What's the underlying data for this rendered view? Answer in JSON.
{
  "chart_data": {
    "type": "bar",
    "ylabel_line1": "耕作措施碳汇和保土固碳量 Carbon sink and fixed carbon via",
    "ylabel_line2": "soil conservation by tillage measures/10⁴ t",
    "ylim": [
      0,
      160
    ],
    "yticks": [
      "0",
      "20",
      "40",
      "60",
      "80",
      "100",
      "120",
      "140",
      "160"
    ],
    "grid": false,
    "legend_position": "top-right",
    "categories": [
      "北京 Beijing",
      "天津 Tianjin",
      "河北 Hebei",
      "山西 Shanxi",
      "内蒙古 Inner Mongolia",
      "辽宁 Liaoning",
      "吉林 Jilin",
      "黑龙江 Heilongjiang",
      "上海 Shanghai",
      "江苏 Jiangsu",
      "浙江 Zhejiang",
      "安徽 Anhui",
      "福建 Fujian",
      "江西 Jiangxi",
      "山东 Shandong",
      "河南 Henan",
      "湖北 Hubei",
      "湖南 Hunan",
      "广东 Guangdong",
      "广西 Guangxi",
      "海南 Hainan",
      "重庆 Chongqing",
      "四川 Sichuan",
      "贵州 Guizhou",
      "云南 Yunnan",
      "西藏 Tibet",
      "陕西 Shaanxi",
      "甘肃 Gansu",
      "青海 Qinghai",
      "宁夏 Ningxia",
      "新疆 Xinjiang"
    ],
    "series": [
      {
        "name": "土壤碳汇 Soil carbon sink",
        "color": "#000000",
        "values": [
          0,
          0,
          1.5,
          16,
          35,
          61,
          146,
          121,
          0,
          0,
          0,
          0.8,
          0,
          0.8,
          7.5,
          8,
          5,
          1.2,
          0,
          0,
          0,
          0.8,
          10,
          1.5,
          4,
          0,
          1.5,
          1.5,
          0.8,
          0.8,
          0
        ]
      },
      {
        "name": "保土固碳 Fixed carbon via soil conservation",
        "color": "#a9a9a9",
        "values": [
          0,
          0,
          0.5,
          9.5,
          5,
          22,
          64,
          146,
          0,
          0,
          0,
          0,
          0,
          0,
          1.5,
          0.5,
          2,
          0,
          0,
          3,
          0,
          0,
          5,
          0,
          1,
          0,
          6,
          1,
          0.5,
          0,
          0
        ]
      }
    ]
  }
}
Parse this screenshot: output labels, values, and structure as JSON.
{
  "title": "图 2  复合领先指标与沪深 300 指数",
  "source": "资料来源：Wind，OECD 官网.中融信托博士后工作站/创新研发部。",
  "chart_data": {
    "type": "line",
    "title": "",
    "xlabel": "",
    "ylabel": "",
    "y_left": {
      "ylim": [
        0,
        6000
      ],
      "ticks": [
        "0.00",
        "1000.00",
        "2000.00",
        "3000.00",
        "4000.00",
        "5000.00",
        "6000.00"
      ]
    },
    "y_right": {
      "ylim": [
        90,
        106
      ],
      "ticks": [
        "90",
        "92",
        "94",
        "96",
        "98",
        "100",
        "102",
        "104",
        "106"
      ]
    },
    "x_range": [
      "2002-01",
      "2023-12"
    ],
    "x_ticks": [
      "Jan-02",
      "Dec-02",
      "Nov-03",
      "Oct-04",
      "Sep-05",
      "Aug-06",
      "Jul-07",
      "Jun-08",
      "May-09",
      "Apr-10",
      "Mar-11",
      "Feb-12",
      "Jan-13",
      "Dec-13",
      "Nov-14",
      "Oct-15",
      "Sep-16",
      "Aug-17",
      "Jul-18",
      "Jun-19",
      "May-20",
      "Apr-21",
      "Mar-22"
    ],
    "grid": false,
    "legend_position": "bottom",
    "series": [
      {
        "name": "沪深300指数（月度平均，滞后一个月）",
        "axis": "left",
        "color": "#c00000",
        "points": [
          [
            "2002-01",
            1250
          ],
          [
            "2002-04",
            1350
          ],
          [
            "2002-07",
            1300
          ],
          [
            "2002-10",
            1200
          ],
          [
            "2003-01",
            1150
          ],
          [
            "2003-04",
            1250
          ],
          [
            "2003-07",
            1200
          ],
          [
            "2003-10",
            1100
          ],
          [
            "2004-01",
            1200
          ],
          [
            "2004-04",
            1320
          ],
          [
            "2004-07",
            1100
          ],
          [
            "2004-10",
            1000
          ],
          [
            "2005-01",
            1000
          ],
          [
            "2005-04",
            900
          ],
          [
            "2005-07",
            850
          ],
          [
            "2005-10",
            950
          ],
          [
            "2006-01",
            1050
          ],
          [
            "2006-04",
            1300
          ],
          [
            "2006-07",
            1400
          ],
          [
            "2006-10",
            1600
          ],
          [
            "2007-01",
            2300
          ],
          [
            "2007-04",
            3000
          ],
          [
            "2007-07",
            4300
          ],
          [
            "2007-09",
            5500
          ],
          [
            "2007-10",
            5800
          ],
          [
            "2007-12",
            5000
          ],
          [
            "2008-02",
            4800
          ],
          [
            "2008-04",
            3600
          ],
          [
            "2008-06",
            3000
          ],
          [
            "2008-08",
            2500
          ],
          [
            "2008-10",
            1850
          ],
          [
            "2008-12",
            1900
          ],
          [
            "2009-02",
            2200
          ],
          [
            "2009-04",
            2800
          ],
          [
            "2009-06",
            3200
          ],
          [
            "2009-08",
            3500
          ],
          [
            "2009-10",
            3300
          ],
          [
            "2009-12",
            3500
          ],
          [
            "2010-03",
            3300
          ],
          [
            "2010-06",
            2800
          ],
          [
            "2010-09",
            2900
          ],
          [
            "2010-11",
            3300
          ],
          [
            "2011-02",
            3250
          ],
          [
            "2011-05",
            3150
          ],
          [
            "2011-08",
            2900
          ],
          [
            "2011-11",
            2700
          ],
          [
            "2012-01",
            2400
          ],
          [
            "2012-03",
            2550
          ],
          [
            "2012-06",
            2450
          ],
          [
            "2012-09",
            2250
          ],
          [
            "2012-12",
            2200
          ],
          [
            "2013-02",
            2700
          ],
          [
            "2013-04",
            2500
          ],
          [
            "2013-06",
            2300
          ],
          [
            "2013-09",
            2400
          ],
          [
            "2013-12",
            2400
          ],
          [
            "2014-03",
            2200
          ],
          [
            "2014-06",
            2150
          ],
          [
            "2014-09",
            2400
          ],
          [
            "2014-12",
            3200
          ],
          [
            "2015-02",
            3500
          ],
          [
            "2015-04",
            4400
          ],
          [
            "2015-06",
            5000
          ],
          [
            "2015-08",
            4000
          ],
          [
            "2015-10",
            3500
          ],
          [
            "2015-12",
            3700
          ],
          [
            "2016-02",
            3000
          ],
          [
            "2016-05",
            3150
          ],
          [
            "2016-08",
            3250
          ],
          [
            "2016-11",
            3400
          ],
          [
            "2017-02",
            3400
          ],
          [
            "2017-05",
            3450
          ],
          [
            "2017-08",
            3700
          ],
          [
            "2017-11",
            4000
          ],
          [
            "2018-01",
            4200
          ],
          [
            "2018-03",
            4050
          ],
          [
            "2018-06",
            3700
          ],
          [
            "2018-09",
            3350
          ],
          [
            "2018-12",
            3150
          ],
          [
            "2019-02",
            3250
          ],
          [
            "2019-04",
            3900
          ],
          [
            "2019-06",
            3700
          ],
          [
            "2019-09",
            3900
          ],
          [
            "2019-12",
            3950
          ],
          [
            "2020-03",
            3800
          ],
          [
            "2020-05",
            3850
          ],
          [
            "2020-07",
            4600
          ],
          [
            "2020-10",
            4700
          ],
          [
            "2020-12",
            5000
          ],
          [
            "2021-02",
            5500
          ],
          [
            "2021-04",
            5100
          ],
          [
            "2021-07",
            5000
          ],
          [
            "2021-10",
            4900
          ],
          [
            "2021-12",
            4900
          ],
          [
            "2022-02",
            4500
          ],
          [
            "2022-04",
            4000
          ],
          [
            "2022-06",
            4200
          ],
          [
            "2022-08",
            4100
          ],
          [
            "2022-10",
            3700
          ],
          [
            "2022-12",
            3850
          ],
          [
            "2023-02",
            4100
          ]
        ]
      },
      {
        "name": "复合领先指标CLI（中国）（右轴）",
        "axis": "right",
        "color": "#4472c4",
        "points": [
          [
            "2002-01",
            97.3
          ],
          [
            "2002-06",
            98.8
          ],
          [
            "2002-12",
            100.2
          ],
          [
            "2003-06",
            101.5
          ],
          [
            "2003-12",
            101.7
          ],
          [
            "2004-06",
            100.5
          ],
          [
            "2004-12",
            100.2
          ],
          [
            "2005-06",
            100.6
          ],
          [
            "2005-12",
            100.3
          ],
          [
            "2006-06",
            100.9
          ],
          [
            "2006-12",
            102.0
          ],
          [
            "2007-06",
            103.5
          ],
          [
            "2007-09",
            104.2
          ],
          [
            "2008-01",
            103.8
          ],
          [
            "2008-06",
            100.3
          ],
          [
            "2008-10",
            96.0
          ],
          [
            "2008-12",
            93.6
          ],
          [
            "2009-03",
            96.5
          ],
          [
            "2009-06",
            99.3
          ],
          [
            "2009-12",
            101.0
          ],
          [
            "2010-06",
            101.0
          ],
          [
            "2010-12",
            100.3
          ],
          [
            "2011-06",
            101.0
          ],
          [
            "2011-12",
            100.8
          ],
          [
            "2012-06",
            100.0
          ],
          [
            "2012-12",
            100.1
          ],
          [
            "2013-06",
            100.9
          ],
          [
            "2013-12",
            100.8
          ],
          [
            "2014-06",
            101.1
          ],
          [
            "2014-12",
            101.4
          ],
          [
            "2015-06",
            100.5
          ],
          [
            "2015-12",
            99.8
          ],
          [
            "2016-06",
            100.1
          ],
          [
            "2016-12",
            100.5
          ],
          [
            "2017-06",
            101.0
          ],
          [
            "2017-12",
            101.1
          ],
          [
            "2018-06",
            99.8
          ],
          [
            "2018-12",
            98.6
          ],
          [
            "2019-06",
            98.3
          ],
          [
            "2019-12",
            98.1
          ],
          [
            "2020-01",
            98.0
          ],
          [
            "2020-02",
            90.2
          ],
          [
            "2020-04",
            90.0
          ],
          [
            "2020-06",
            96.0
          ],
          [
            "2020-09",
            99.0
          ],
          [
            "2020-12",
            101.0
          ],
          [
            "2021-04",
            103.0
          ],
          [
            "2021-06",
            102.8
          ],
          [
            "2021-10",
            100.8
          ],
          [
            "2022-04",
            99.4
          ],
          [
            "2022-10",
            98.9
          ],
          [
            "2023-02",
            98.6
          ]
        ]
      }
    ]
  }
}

==================================================

Copy out every line from the data above that has "name" in it.

> TASK RESPONSE
        "name": "土壤碳汇 Soil carbon sink",
        "name": "保土固碳 Fixed carbon via soil conservation",
        "name": "沪深300指数（月度平均，滞后一个月）",
        "name": "复合领先指标CLI（中国）（右轴）",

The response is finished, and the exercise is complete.